> _WHAT YOU WILL DO_
Find each line containing the string "hatte". Copy it.

Items from a data source:
--------------------------------
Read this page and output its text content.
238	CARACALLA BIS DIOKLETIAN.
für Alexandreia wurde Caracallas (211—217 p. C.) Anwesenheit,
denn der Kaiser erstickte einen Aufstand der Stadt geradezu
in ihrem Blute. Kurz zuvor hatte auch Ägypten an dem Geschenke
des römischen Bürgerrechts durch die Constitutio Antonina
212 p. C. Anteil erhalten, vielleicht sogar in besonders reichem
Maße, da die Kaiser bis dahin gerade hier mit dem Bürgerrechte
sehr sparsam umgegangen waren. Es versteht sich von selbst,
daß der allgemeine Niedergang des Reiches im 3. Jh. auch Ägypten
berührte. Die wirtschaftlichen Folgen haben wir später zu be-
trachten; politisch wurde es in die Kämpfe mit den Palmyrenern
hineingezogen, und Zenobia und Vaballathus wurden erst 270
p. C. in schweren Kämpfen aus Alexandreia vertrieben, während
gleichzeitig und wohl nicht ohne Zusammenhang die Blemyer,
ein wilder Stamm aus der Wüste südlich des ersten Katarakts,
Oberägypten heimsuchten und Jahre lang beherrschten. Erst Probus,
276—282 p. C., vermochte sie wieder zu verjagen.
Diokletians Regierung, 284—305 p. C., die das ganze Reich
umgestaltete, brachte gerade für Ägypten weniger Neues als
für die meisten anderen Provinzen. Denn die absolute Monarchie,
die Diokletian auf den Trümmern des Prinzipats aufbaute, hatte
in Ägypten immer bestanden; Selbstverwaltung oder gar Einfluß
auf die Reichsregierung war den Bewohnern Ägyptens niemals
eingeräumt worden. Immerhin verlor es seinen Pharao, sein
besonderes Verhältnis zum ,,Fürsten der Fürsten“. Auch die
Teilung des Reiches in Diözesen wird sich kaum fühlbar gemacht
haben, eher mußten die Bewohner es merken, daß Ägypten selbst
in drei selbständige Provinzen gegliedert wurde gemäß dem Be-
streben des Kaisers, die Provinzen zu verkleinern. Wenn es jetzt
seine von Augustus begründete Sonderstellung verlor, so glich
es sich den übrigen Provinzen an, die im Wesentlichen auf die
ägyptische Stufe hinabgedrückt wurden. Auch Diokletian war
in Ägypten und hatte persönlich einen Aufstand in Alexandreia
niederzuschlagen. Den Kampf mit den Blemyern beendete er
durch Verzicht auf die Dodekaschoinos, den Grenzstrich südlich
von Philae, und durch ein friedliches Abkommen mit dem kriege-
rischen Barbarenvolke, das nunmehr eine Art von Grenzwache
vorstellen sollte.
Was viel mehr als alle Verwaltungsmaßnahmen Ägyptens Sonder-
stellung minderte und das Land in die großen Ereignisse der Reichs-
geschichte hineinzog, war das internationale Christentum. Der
--------------------------------
> _TASK ANSWER_
in ihrem Blute. Kurz zuvor hatte auch Ägypten an dem Geschenke
die Diokletian auf den Trümmern des Prinzipats aufbaute, hatte
in Ägypten und hatte persönlich einen Aufstand in Alexandreia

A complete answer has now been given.